EXTRACTED RECORDS:

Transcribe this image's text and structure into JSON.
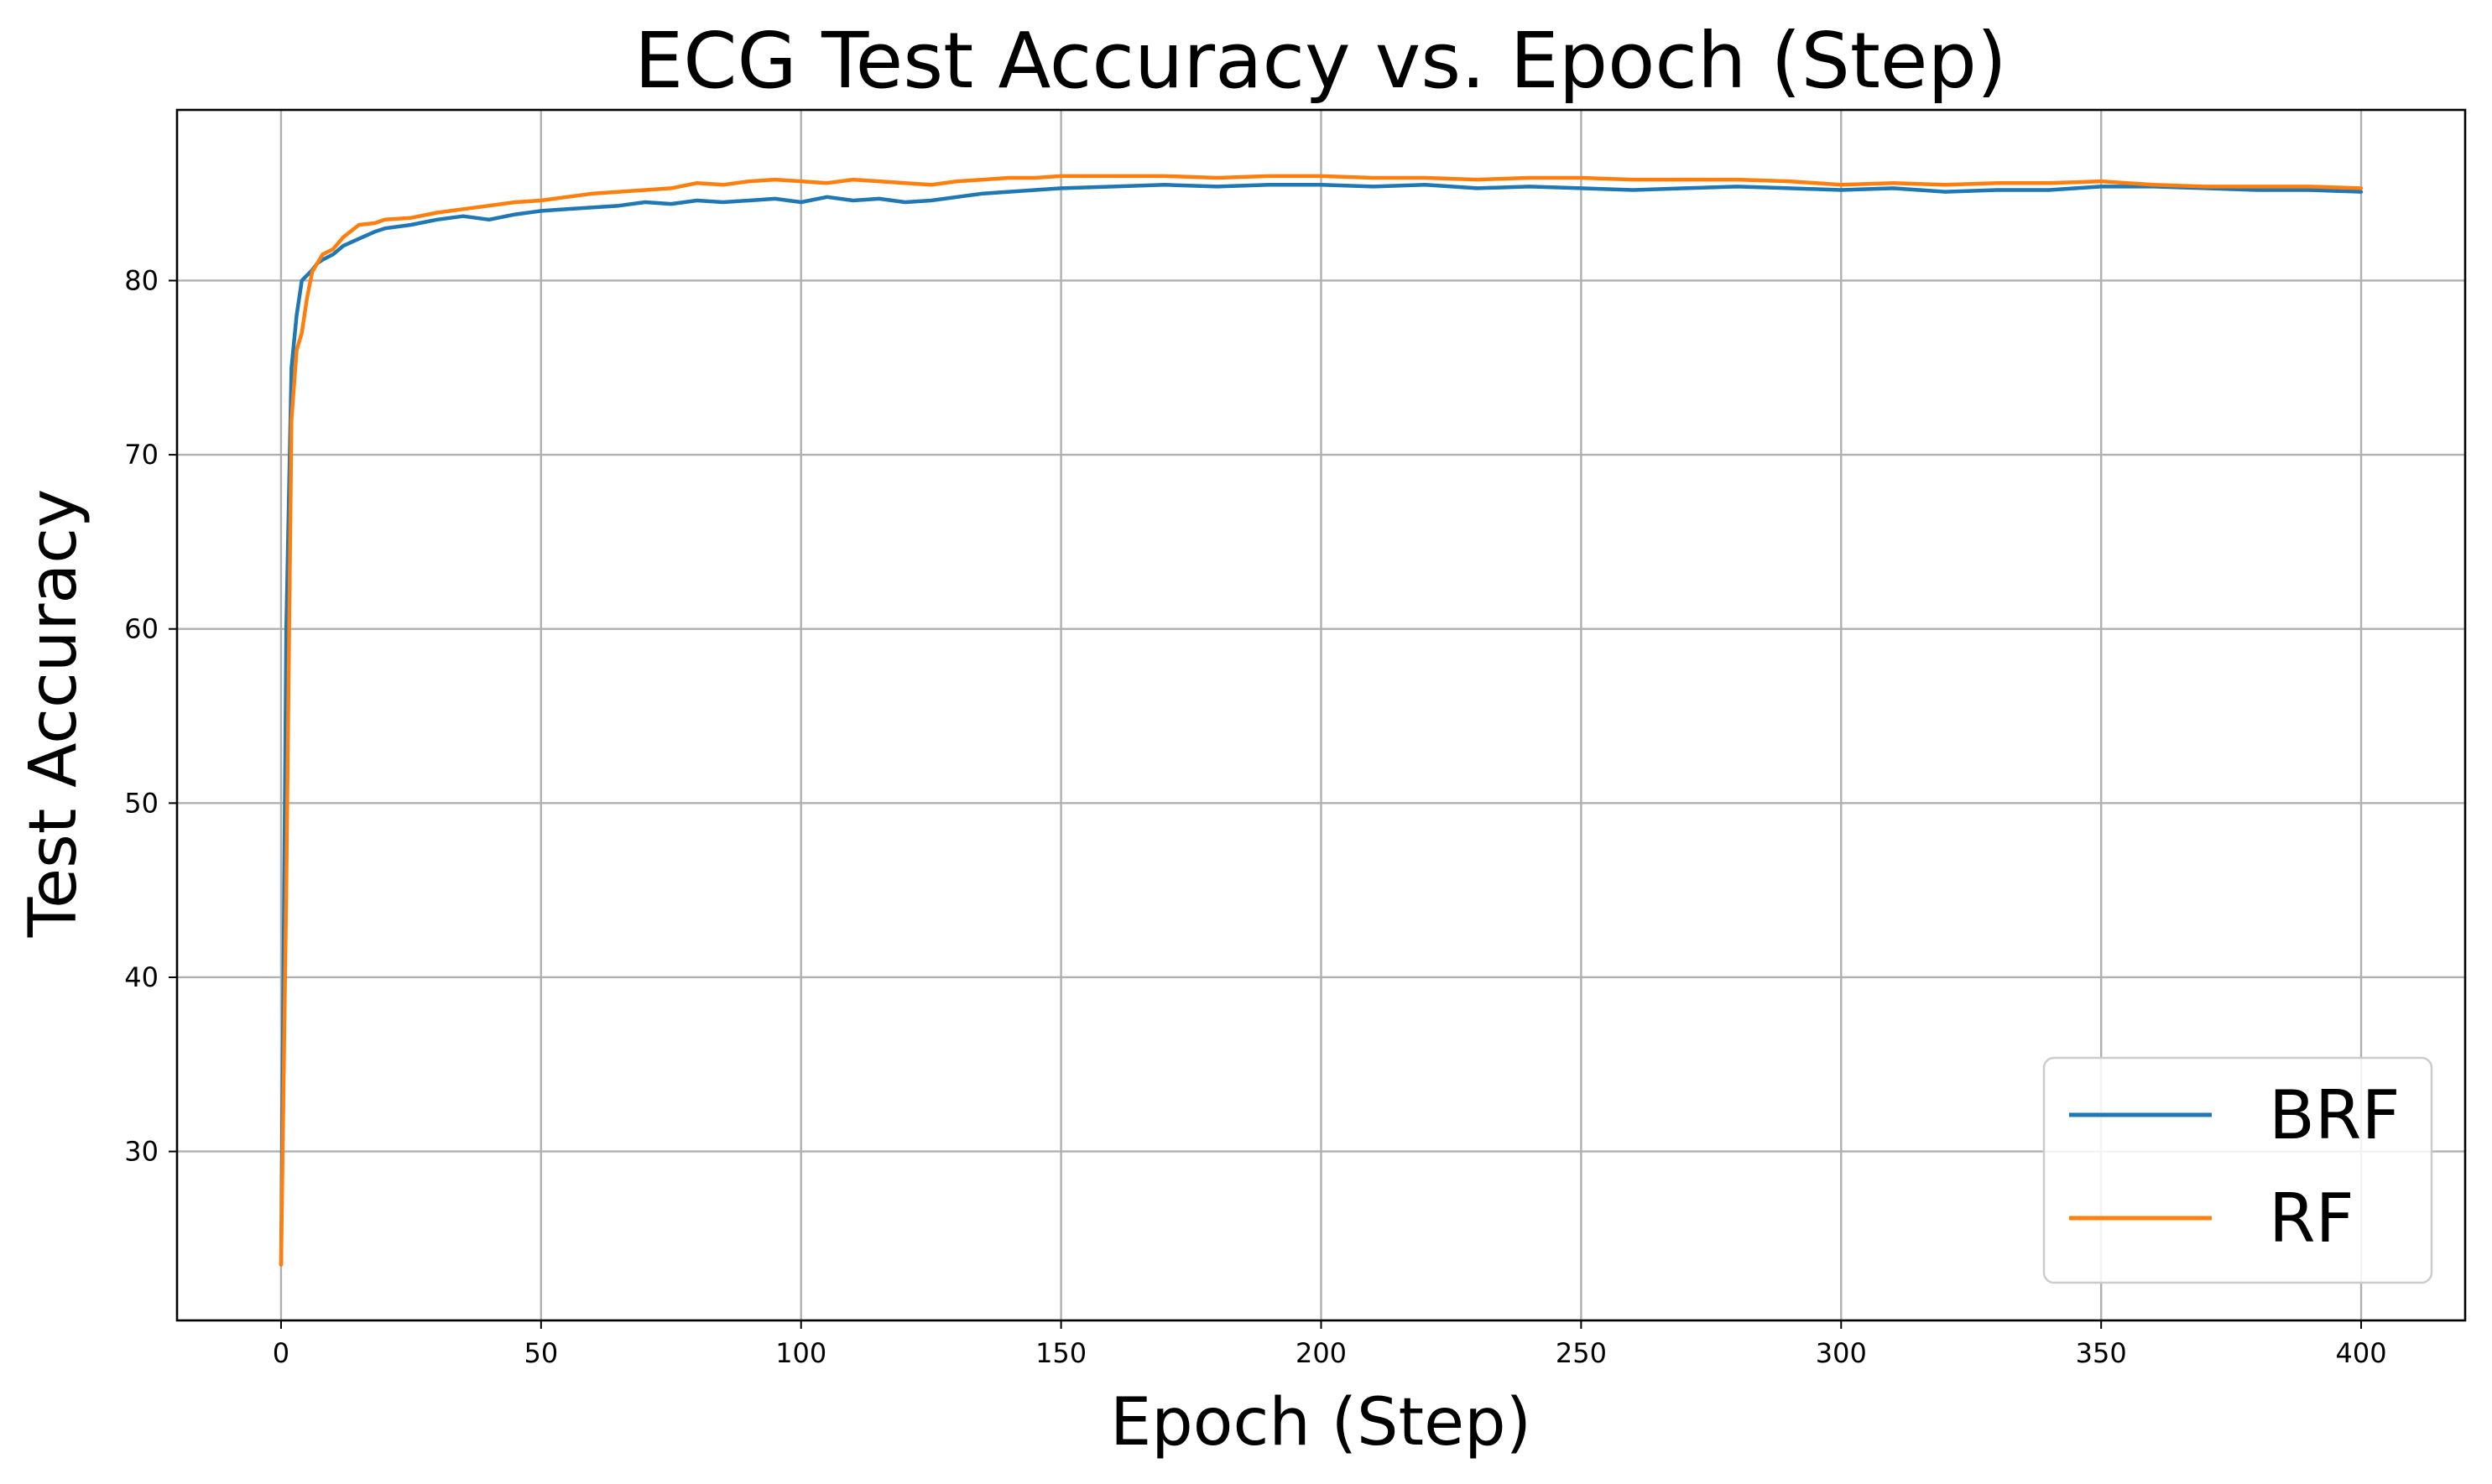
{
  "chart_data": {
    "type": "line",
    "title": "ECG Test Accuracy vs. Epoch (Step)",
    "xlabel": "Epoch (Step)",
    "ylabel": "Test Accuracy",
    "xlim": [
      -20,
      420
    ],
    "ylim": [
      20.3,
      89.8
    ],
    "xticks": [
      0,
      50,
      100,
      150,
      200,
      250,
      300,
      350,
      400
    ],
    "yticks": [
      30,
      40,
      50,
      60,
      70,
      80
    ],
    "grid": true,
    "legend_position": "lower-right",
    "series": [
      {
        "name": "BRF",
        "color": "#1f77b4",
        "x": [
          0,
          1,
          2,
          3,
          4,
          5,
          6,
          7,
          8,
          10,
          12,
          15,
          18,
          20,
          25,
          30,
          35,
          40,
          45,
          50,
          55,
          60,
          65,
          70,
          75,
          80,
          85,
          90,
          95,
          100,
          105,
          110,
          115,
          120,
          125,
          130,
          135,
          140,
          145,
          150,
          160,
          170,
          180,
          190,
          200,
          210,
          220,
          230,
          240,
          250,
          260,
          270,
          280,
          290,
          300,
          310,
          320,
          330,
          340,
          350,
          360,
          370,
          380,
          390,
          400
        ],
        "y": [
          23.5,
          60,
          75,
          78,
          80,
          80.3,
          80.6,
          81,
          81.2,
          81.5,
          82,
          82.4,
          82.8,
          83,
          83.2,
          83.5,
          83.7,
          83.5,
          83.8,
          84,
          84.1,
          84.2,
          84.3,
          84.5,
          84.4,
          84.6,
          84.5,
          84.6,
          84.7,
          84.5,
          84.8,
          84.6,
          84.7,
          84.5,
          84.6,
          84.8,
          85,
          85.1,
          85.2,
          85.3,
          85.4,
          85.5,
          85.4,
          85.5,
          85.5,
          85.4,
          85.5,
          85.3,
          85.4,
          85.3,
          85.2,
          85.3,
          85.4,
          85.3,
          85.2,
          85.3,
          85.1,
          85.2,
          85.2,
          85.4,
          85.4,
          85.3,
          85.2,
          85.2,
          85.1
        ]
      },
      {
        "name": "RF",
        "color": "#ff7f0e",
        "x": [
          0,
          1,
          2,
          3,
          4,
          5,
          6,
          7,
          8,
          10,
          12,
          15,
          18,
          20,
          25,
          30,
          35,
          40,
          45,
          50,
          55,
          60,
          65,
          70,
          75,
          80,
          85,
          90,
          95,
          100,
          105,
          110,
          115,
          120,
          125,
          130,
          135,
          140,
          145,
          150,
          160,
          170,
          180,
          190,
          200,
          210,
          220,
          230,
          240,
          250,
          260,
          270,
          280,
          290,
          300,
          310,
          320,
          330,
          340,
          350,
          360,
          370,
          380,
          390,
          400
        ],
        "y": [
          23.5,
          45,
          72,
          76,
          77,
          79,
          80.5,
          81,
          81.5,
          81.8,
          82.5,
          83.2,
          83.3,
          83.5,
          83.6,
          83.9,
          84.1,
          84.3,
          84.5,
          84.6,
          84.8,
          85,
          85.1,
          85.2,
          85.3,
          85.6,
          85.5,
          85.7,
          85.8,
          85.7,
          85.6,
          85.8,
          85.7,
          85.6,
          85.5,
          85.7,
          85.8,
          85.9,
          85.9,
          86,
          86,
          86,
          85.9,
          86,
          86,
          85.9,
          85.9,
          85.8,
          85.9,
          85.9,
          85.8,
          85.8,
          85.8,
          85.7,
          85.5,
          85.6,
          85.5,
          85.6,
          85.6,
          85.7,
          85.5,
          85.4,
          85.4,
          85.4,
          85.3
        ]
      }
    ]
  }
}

GOAL:
Return the whole listing, word for word, and leave out every picture.

ANSWER TO THIS EXERCISE:
Transcribe this image's text and structure into JSON.
{
  "chart_data": {
    "type": "line",
    "title": "ECG Test Accuracy vs. Epoch (Step)",
    "xlabel": "Epoch (Step)",
    "ylabel": "Test Accuracy",
    "xlim": [
      -20,
      420
    ],
    "ylim": [
      20.3,
      89.8
    ],
    "xticks": [
      0,
      50,
      100,
      150,
      200,
      250,
      300,
      350,
      400
    ],
    "yticks": [
      30,
      40,
      50,
      60,
      70,
      80
    ],
    "grid": true,
    "legend_position": "lower-right",
    "series": [
      {
        "name": "BRF",
        "color": "#1f77b4",
        "x": [
          0,
          1,
          2,
          3,
          4,
          5,
          6,
          7,
          8,
          10,
          12,
          15,
          18,
          20,
          25,
          30,
          35,
          40,
          45,
          50,
          55,
          60,
          65,
          70,
          75,
          80,
          85,
          90,
          95,
          100,
          105,
          110,
          115,
          120,
          125,
          130,
          135,
          140,
          145,
          150,
          160,
          170,
          180,
          190,
          200,
          210,
          220,
          230,
          240,
          250,
          260,
          270,
          280,
          290,
          300,
          310,
          320,
          330,
          340,
          350,
          360,
          370,
          380,
          390,
          400
        ],
        "y": [
          23.5,
          60,
          75,
          78,
          80,
          80.3,
          80.6,
          81,
          81.2,
          81.5,
          82,
          82.4,
          82.8,
          83,
          83.2,
          83.5,
          83.7,
          83.5,
          83.8,
          84,
          84.1,
          84.2,
          84.3,
          84.5,
          84.4,
          84.6,
          84.5,
          84.6,
          84.7,
          84.5,
          84.8,
          84.6,
          84.7,
          84.5,
          84.6,
          84.8,
          85,
          85.1,
          85.2,
          85.3,
          85.4,
          85.5,
          85.4,
          85.5,
          85.5,
          85.4,
          85.5,
          85.3,
          85.4,
          85.3,
          85.2,
          85.3,
          85.4,
          85.3,
          85.2,
          85.3,
          85.1,
          85.2,
          85.2,
          85.4,
          85.4,
          85.3,
          85.2,
          85.2,
          85.1
        ]
      },
      {
        "name": "RF",
        "color": "#ff7f0e",
        "x": [
          0,
          1,
          2,
          3,
          4,
          5,
          6,
          7,
          8,
          10,
          12,
          15,
          18,
          20,
          25,
          30,
          35,
          40,
          45,
          50,
          55,
          60,
          65,
          70,
          75,
          80,
          85,
          90,
          95,
          100,
          105,
          110,
          115,
          120,
          125,
          130,
          135,
          140,
          145,
          150,
          160,
          170,
          180,
          190,
          200,
          210,
          220,
          230,
          240,
          250,
          260,
          270,
          280,
          290,
          300,
          310,
          320,
          330,
          340,
          350,
          360,
          370,
          380,
          390,
          400
        ],
        "y": [
          23.5,
          45,
          72,
          76,
          77,
          79,
          80.5,
          81,
          81.5,
          81.8,
          82.5,
          83.2,
          83.3,
          83.5,
          83.6,
          83.9,
          84.1,
          84.3,
          84.5,
          84.6,
          84.8,
          85,
          85.1,
          85.2,
          85.3,
          85.6,
          85.5,
          85.7,
          85.8,
          85.7,
          85.6,
          85.8,
          85.7,
          85.6,
          85.5,
          85.7,
          85.8,
          85.9,
          85.9,
          86,
          86,
          86,
          85.9,
          86,
          86,
          85.9,
          85.9,
          85.8,
          85.9,
          85.9,
          85.8,
          85.8,
          85.8,
          85.7,
          85.5,
          85.6,
          85.5,
          85.6,
          85.6,
          85.7,
          85.5,
          85.4,
          85.4,
          85.4,
          85.3
        ]
      }
    ]
  }
}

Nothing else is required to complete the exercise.